*TASK DIRECTIONS*
Look below. Copy each line that has "Tirol" in it.

*SUPPLIED RECORDS*
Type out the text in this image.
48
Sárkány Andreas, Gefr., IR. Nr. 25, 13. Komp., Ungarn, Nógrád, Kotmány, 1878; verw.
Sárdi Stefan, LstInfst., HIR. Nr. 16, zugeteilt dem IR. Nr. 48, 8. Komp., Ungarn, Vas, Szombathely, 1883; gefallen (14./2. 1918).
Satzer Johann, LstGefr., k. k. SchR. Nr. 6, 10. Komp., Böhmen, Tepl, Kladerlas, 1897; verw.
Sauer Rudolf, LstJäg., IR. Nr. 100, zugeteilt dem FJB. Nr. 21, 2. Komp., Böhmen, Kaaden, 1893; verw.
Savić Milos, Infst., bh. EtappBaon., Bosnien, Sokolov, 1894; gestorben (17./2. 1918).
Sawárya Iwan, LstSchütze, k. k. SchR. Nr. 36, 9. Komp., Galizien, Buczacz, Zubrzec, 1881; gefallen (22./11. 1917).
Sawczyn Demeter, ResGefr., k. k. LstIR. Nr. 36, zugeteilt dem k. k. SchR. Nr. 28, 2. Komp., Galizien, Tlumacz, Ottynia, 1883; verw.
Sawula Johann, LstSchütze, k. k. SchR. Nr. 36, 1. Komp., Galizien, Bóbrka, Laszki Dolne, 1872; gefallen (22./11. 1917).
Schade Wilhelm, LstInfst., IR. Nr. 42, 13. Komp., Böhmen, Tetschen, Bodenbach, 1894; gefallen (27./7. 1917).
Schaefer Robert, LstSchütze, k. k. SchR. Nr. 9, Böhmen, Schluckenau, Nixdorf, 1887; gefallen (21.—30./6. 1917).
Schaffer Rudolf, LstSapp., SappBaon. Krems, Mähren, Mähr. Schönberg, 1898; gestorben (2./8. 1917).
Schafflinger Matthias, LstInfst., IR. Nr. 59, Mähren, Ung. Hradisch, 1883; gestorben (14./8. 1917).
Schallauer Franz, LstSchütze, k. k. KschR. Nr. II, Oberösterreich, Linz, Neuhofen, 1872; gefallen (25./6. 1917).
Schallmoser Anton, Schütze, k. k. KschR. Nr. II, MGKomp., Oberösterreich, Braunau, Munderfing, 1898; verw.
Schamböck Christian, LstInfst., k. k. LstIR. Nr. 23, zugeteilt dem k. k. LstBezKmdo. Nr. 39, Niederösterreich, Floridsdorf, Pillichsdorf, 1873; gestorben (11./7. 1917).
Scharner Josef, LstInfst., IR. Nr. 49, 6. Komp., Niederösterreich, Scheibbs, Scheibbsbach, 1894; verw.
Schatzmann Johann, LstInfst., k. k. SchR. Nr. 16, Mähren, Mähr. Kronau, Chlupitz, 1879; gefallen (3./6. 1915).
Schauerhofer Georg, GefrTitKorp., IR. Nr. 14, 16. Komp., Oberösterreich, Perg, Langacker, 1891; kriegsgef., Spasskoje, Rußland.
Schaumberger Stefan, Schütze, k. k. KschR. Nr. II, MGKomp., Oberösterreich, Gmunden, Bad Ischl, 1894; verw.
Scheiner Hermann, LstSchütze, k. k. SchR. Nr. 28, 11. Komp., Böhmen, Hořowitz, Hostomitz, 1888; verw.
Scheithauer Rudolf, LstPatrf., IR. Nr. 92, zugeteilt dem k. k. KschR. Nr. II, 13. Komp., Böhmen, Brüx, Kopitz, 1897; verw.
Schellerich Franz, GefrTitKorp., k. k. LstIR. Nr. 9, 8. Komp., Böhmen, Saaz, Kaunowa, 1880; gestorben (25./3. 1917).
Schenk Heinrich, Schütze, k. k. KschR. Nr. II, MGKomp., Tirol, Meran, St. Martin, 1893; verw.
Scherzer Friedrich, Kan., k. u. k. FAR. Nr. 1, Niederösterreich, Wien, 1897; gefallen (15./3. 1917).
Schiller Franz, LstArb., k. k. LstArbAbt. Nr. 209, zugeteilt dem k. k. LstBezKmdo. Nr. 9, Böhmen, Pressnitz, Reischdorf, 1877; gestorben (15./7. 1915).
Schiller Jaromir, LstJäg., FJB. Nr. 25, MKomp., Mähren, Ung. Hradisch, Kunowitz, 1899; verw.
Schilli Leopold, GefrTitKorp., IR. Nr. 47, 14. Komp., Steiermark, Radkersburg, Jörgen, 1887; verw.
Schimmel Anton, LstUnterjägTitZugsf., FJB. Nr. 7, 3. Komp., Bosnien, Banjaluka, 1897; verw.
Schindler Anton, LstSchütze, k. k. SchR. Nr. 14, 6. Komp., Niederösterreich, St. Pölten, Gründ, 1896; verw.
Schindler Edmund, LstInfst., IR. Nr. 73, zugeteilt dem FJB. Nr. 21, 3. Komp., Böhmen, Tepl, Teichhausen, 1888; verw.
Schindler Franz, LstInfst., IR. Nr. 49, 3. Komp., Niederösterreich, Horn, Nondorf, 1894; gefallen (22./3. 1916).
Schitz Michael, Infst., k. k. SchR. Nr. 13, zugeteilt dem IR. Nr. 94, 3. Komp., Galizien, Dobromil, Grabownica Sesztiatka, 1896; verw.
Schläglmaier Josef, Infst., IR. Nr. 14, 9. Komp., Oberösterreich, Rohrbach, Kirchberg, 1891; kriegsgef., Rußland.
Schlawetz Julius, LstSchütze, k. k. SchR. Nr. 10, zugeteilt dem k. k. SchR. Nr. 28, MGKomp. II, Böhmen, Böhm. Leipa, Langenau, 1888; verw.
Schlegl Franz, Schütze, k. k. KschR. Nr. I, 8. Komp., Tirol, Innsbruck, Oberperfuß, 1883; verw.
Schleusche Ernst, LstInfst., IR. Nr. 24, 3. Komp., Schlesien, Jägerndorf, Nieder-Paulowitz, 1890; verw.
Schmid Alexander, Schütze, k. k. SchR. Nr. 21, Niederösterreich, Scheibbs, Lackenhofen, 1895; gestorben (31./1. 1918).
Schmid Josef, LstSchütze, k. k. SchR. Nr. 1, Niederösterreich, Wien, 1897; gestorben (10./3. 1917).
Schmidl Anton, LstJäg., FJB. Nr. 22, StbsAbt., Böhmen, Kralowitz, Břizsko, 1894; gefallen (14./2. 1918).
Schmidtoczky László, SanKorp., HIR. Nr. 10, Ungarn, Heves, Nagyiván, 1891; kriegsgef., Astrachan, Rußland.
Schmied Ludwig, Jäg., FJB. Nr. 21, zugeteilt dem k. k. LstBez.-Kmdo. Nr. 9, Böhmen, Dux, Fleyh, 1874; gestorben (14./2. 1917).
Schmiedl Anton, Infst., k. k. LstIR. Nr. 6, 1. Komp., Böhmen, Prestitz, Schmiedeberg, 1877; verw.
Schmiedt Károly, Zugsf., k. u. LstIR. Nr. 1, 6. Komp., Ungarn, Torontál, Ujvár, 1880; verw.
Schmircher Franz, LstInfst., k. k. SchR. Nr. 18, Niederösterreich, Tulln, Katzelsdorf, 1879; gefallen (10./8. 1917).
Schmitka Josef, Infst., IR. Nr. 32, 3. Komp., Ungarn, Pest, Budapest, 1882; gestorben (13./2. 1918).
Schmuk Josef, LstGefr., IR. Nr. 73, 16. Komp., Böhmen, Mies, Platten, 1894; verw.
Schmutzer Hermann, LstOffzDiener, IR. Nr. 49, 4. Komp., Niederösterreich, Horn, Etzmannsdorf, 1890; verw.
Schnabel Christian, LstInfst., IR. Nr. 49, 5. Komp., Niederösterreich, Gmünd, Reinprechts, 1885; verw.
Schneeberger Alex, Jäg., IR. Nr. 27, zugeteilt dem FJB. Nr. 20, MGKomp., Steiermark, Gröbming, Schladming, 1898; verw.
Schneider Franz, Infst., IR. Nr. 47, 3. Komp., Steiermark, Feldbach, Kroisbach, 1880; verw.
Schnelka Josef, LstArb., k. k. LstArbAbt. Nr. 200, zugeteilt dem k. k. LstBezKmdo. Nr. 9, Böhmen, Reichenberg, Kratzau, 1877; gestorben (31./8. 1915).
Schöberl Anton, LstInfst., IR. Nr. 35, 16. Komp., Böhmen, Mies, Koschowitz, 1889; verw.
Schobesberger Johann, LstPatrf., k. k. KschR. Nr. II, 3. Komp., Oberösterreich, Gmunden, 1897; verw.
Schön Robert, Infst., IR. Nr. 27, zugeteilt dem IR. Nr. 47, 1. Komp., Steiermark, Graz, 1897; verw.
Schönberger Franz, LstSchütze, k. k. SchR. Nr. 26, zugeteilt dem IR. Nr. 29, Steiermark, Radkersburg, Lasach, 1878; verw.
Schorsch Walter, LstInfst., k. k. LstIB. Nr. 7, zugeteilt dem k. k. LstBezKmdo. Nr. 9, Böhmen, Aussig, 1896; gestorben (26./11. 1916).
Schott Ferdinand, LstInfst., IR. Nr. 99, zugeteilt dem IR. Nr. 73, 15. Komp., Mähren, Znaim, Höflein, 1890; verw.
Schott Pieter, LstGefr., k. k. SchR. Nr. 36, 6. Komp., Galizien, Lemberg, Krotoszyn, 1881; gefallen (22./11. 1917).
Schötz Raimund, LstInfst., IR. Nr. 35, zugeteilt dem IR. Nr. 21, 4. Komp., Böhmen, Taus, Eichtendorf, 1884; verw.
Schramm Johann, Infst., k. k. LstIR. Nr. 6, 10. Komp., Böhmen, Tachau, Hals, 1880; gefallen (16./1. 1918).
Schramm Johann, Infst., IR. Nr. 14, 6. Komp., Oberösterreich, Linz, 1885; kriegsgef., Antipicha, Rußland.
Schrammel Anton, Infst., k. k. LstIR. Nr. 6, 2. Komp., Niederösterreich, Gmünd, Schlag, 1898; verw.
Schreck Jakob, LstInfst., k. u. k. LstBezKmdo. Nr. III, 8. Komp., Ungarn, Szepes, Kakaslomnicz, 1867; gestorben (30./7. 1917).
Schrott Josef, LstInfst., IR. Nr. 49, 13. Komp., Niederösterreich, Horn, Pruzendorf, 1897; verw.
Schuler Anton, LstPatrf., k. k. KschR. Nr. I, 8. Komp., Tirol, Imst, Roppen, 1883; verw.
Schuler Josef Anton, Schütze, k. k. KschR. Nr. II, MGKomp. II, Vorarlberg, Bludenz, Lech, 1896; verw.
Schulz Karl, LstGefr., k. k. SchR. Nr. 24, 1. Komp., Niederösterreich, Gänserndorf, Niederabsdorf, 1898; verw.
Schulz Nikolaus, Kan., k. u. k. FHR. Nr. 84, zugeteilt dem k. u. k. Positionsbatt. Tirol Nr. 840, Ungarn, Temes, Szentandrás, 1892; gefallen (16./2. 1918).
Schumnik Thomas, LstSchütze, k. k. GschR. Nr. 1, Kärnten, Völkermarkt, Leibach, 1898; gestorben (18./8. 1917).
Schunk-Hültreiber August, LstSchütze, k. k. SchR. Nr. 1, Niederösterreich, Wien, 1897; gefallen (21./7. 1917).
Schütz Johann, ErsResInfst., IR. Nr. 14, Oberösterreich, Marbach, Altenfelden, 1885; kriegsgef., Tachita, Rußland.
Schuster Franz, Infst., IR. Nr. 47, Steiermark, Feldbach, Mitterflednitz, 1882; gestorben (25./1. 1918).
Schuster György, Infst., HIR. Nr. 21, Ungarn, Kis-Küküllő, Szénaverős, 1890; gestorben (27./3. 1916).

*RESPONSE BELOW*
Schenk Heinrich, Schütze, k. k. KschR. Nr. II, MGKomp., Tirol, Meran, St. Martin, 1893; verw.
Schlegl Franz, Schütze, k. k. KschR. Nr. I, 8. Komp., Tirol, Innsbruck, Oberperfuß, 1883; verw.
Schuler Anton, LstPatrf., k. k. KschR. Nr. I, 8. Komp., Tirol, Imst, Roppen, 1883; verw.
Schulz Nikolaus, Kan., k. u. k. FHR. Nr. 84, zugeteilt dem k. u. k. Positionsbatt. Tirol Nr. 840, Ungarn, Temes, Szentandrás, 1892; gefallen (16./2. 1918).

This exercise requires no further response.